What you have to do ▸ Each entry should be quoted word for word, including every mark of punctuation.

Source records:
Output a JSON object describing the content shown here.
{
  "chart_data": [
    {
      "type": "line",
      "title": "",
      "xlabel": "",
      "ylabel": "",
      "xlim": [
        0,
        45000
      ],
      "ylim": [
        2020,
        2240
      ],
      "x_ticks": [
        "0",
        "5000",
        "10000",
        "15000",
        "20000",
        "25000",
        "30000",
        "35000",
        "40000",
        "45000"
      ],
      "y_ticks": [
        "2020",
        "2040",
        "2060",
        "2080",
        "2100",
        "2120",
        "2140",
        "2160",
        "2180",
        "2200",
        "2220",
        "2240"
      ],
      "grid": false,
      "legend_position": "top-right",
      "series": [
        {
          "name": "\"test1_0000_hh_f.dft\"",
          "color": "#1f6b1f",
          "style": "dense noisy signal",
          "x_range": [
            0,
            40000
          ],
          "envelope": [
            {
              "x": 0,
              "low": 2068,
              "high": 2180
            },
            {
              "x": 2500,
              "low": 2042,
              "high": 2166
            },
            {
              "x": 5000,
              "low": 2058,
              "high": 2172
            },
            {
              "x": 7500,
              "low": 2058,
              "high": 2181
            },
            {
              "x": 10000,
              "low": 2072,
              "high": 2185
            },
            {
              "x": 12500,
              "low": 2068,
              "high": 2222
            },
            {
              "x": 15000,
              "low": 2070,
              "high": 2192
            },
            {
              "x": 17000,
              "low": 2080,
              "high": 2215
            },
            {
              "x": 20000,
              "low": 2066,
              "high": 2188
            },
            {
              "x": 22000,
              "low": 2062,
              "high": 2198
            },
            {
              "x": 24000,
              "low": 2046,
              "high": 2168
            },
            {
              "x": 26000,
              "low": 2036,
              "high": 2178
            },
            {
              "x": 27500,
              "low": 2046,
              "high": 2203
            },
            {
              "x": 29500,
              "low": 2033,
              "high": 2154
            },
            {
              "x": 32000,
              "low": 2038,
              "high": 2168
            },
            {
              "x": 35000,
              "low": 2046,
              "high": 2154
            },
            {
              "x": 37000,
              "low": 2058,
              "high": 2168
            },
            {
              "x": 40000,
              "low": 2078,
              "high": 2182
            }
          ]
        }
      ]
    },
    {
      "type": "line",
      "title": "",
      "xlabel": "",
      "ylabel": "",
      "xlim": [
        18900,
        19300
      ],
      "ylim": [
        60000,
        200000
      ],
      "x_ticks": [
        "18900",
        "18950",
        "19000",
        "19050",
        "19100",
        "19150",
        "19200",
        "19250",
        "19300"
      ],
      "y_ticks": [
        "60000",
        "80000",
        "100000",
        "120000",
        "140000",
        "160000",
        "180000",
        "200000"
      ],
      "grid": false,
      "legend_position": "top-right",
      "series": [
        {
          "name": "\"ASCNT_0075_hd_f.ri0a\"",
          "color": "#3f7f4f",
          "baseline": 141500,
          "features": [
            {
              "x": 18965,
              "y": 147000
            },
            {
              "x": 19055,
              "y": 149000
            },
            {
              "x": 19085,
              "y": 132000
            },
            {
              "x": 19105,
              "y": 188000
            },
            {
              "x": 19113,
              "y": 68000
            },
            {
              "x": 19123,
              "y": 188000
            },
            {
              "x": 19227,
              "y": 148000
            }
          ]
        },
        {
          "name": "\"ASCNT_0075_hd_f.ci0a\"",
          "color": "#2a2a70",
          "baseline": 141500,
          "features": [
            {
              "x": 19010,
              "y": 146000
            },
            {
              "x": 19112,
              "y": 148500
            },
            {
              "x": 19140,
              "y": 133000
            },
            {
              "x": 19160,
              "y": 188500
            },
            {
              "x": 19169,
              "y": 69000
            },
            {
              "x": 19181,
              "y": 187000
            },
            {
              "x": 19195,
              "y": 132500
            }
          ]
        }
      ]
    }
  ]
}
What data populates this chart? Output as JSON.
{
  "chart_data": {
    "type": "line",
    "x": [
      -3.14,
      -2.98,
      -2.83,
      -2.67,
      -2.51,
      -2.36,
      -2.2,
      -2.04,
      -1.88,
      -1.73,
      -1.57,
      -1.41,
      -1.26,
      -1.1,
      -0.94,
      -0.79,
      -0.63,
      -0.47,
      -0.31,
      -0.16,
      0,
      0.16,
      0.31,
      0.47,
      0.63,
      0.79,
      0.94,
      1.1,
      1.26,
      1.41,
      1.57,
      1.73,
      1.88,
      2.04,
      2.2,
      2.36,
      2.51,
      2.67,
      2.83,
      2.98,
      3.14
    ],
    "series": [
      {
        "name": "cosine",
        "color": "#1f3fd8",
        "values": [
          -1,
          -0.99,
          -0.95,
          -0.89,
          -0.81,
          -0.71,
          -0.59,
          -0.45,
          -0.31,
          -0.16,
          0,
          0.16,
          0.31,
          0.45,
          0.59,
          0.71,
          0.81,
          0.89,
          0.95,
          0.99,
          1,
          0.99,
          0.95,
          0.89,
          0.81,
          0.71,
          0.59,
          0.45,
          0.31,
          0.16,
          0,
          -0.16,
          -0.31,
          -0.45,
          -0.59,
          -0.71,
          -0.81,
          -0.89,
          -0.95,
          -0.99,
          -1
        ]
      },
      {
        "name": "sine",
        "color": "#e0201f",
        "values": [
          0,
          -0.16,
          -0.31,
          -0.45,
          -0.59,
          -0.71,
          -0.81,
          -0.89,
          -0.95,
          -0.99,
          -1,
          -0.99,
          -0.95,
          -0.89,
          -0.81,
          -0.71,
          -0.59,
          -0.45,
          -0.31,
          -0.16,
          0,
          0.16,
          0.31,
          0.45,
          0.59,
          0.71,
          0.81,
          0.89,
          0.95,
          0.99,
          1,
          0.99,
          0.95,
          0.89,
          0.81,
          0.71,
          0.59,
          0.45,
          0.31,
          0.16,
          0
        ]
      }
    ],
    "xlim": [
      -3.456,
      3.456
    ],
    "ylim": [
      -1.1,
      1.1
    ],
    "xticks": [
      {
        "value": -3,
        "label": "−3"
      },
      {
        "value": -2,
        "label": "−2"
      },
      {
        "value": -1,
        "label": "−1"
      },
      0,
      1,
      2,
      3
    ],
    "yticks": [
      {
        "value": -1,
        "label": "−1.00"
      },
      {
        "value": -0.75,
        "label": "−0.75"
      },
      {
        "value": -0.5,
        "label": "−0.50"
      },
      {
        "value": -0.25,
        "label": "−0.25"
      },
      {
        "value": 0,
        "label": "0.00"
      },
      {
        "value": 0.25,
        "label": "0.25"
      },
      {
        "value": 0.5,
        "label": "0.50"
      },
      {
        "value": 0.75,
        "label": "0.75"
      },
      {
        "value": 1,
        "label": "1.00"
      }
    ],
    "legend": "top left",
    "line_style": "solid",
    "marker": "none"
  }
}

Solution to this task ▸
Output a JSON object describing the content shown here.
{
  "chart_data": [
    {
      "type": "line",
      "title": "",
      "xlabel": "",
      "ylabel": "",
      "xlim": [
        0,
        45000
      ],
      "ylim": [
        2020,
        2240
      ],
      "x_ticks": [
        "0",
        "5000",
        "10000",
        "15000",
        "20000",
        "25000",
        "30000",
        "35000",
        "40000",
        "45000"
      ],
      "y_ticks": [
        "2020",
        "2040",
        "2060",
        "2080",
        "2100",
        "2120",
        "2140",
        "2160",
        "2180",
        "2200",
        "2220",
        "2240"
      ],
      "grid": false,
      "legend_position": "top-right",
      "series": [
        {
          "name": "\"test1_0000_hh_f.dft\"",
          "color": "#1f6b1f",
          "style": "dense noisy signal",
          "x_range": [
            0,
            40000
          ],
          "envelope": [
            {
              "x": 0,
              "low": 2068,
              "high": 2180
            },
            {
              "x": 2500,
              "low": 2042,
              "high": 2166
            },
            {
              "x": 5000,
              "low": 2058,
              "high": 2172
            },
            {
              "x": 7500,
              "low": 2058,
              "high": 2181
            },
            {
              "x": 10000,
              "low": 2072,
              "high": 2185
            },
            {
              "x": 12500,
              "low": 2068,
              "high": 2222
            },
            {
              "x": 15000,
              "low": 2070,
              "high": 2192
            },
            {
              "x": 17000,
              "low": 2080,
              "high": 2215
            },
            {
              "x": 20000,
              "low": 2066,
              "high": 2188
            },
            {
              "x": 22000,
              "low": 2062,
              "high": 2198
            },
            {
              "x": 24000,
              "low": 2046,
              "high": 2168
            },
            {
              "x": 26000,
              "low": 2036,
              "high": 2178
            },
            {
              "x": 27500,
              "low": 2046,
              "high": 2203
            },
            {
              "x": 29500,
              "low": 2033,
              "high": 2154
            },
            {
              "x": 32000,
              "low": 2038,
              "high": 2168
            },
            {
              "x": 35000,
              "low": 2046,
              "high": 2154
            },
            {
              "x": 37000,
              "low": 2058,
              "high": 2168
            },
            {
              "x": 40000,
              "low": 2078,
              "high": 2182
            }
          ]
        }
      ]
    },
    {
      "type": "line",
      "title": "",
      "xlabel": "",
      "ylabel": "",
      "xlim": [
        18900,
        19300
      ],
      "ylim": [
        60000,
        200000
      ],
      "x_ticks": [
        "18900",
        "18950",
        "19000",
        "19050",
        "19100",
        "19150",
        "19200",
        "19250",
        "19300"
      ],
      "y_ticks": [
        "60000",
        "80000",
        "100000",
        "120000",
        "140000",
        "160000",
        "180000",
        "200000"
      ],
      "grid": false,
      "legend_position": "top-right",
      "series": [
        {
          "name": "\"ASCNT_0075_hd_f.ri0a\"",
          "color": "#3f7f4f",
          "baseline": 141500,
          "features": [
            {
              "x": 18965,
              "y": 147000
            },
            {
              "x": 19055,
              "y": 149000
            },
            {
              "x": 19085,
              "y": 132000
            },
            {
              "x": 19105,
              "y": 188000
            },
            {
              "x": 19113,
              "y": 68000
            },
            {
              "x": 19123,
              "y": 188000
            },
            {
              "x": 19227,
              "y": 148000
            }
          ]
        },
        {
          "name": "\"ASCNT_0075_hd_f.ci0a\"",
          "color": "#2a2a70",
          "baseline": 141500,
          "features": [
            {
              "x": 19010,
              "y": 146000
            },
            {
              "x": 19112,
              "y": 148500
            },
            {
              "x": 19140,
              "y": 133000
            },
            {
              "x": 19160,
              "y": 188500
            },
            {
              "x": 19169,
              "y": 69000
            },
            {
              "x": 19181,
              "y": 187000
            },
            {
              "x": 19195,
              "y": 132500
            }
          ]
        }
      ]
    }
  ]
}
What data populates this chart? Output as JSON.
{
  "chart_data": {
    "type": "line",
    "x": [
      -3.14,
      -2.98,
      -2.83,
      -2.67,
      -2.51,
      -2.36,
      -2.2,
      -2.04,
      -1.88,
      -1.73,
      -1.57,
      -1.41,
      -1.26,
      -1.1,
      -0.94,
      -0.79,
      -0.63,
      -0.47,
      -0.31,
      -0.16,
      0,
      0.16,
      0.31,
      0.47,
      0.63,
      0.79,
      0.94,
      1.1,
      1.26,
      1.41,
      1.57,
      1.73,
      1.88,
      2.04,
      2.2,
      2.36,
      2.51,
      2.67,
      2.83,
      2.98,
      3.14
    ],
    "series": [
      {
        "name": "cosine",
        "color": "#1f3fd8",
        "values": [
          -1,
          -0.99,
          -0.95,
          -0.89,
          -0.81,
          -0.71,
          -0.59,
          -0.45,
          -0.31,
          -0.16,
          0,
          0.16,
          0.31,
          0.45,
          0.59,
          0.71,
          0.81,
          0.89,
          0.95,
          0.99,
          1,
          0.99,
          0.95,
          0.89,
          0.81,
          0.71,
          0.59,
          0.45,
          0.31,
          0.16,
          0,
          -0.16,
          -0.31,
          -0.45,
          -0.59,
          -0.71,
          -0.81,
          -0.89,
          -0.95,
          -0.99,
          -1
        ]
      },
      {
        "name": "sine",
        "color": "#e0201f",
        "values": [
          0,
          -0.16,
          -0.31,
          -0.45,
          -0.59,
          -0.71,
          -0.81,
          -0.89,
          -0.95,
          -0.99,
          -1,
          -0.99,
          -0.95,
          -0.89,
          -0.81,
          -0.71,
          -0.59,
          -0.45,
          -0.31,
          -0.16,
          0,
          0.16,
          0.31,
          0.45,
          0.59,
          0.71,
          0.81,
          0.89,
          0.95,
          0.99,
          1,
          0.99,
          0.95,
          0.89,
          0.81,
          0.71,
          0.59,
          0.45,
          0.31,
          0.16,
          0
        ]
      }
    ],
    "xlim": [
      -3.456,
      3.456
    ],
    "ylim": [
      -1.1,
      1.1
    ],
    "xticks": [
      {
        "value": -3,
        "label": "−3"
      },
      {
        "value": -2,
        "label": "−2"
      },
      {
        "value": -1,
        "label": "−1"
      },
      0,
      1,
      2,
      3
    ],
    "yticks": [
      {
        "value": -1,
        "label": "−1.00"
      },
      {
        "value": -0.75,
        "label": "−0.75"
      },
      {
        "value": -0.5,
        "label": "−0.50"
      },
      {
        "value": -0.25,
        "label": "−0.25"
      },
      {
        "value": 0,
        "label": "0.00"
      },
      {
        "value": 0.25,
        "label": "0.25"
      },
      {
        "value": 0.5,
        "label": "0.50"
      },
      {
        "value": 0.75,
        "label": "0.75"
      },
      {
        "value": 1,
        "label": "1.00"
      }
    ],
    "legend": "top left",
    "line_style": "solid",
    "marker": "none"
  }
}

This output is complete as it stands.